**REQUIRED TASK**
Print the entries in full, word for word, but not the pictures.

**RECORD EXCERPTS**

•••••

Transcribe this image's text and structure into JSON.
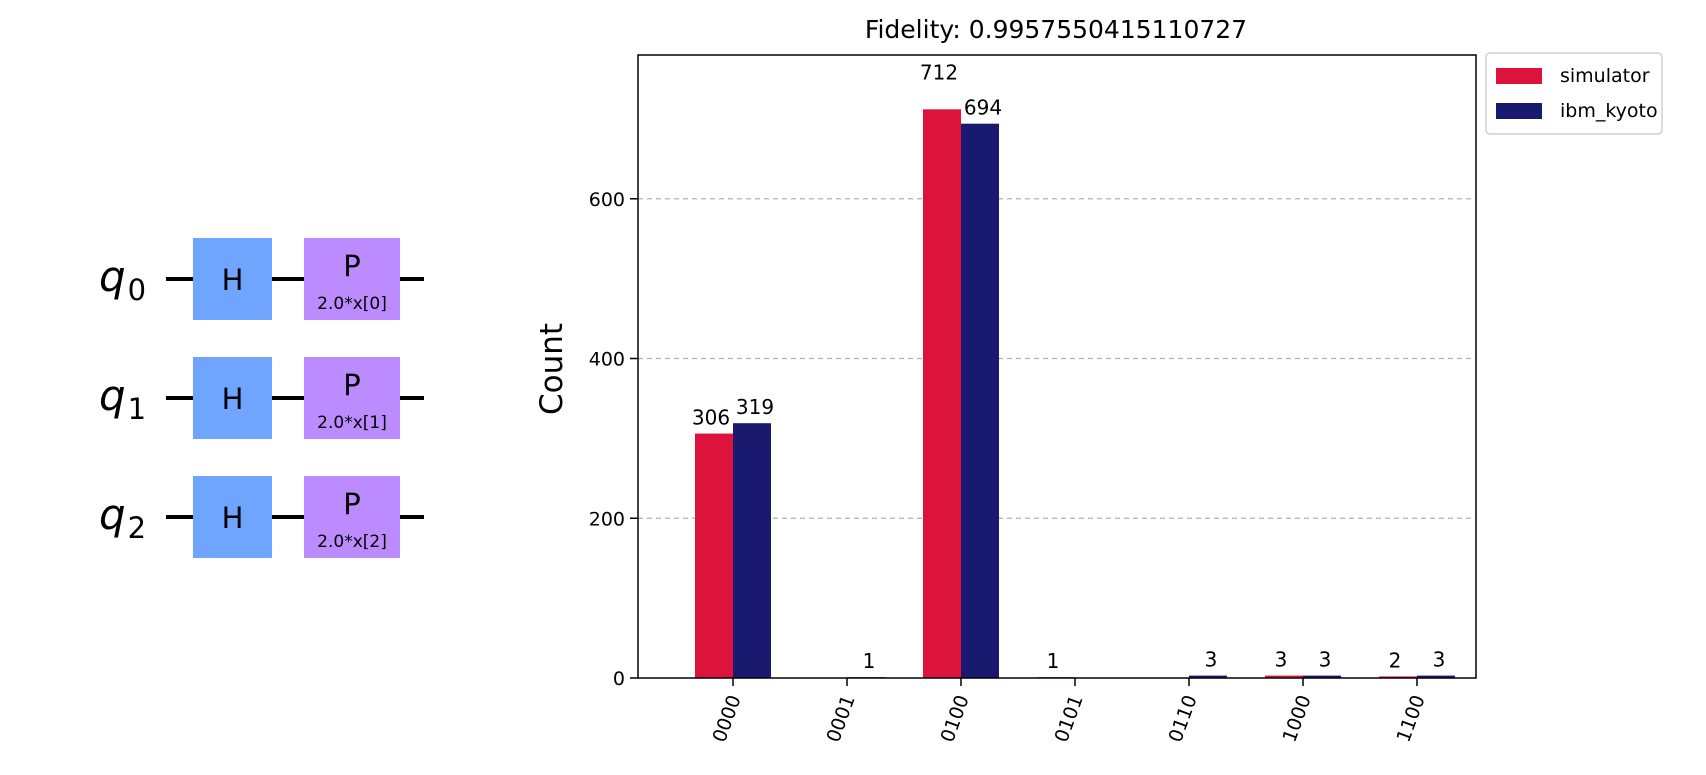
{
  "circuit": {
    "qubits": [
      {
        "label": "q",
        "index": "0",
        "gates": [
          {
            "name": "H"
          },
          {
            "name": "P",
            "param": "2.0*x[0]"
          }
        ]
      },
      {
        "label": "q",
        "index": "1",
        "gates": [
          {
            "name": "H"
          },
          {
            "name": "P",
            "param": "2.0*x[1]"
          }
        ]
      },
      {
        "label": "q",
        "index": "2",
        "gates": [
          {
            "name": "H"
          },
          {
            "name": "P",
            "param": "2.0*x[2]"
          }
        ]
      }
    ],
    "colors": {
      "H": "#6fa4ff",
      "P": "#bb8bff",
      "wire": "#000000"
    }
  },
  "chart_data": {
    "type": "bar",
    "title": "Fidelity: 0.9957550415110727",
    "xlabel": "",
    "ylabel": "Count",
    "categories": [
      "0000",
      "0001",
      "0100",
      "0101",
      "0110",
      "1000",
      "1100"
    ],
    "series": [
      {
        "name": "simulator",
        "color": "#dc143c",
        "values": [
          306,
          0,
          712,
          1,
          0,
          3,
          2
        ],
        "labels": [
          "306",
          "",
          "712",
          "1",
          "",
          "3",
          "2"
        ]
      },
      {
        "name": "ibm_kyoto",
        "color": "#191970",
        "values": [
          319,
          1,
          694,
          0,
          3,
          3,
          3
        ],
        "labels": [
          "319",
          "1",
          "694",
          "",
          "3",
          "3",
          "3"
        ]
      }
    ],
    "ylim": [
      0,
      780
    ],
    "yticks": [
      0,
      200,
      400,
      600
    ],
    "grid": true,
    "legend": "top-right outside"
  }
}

•••••

**THE SOLUTION**
Transcribe this image's text and structure into JSON.
{
  "circuit": {
    "qubits": [
      {
        "label": "q",
        "index": "0",
        "gates": [
          {
            "name": "H"
          },
          {
            "name": "P",
            "param": "2.0*x[0]"
          }
        ]
      },
      {
        "label": "q",
        "index": "1",
        "gates": [
          {
            "name": "H"
          },
          {
            "name": "P",
            "param": "2.0*x[1]"
          }
        ]
      },
      {
        "label": "q",
        "index": "2",
        "gates": [
          {
            "name": "H"
          },
          {
            "name": "P",
            "param": "2.0*x[2]"
          }
        ]
      }
    ],
    "colors": {
      "H": "#6fa4ff",
      "P": "#bb8bff",
      "wire": "#000000"
    }
  },
  "chart_data": {
    "type": "bar",
    "title": "Fidelity: 0.9957550415110727",
    "xlabel": "",
    "ylabel": "Count",
    "categories": [
      "0000",
      "0001",
      "0100",
      "0101",
      "0110",
      "1000",
      "1100"
    ],
    "series": [
      {
        "name": "simulator",
        "color": "#dc143c",
        "values": [
          306,
          0,
          712,
          1,
          0,
          3,
          2
        ],
        "labels": [
          "306",
          "",
          "712",
          "1",
          "",
          "3",
          "2"
        ]
      },
      {
        "name": "ibm_kyoto",
        "color": "#191970",
        "values": [
          319,
          1,
          694,
          0,
          3,
          3,
          3
        ],
        "labels": [
          "319",
          "1",
          "694",
          "",
          "3",
          "3",
          "3"
        ]
      }
    ],
    "ylim": [
      0,
      780
    ],
    "yticks": [
      0,
      200,
      400,
      600
    ],
    "grid": true,
    "legend": "top-right outside"
  }
}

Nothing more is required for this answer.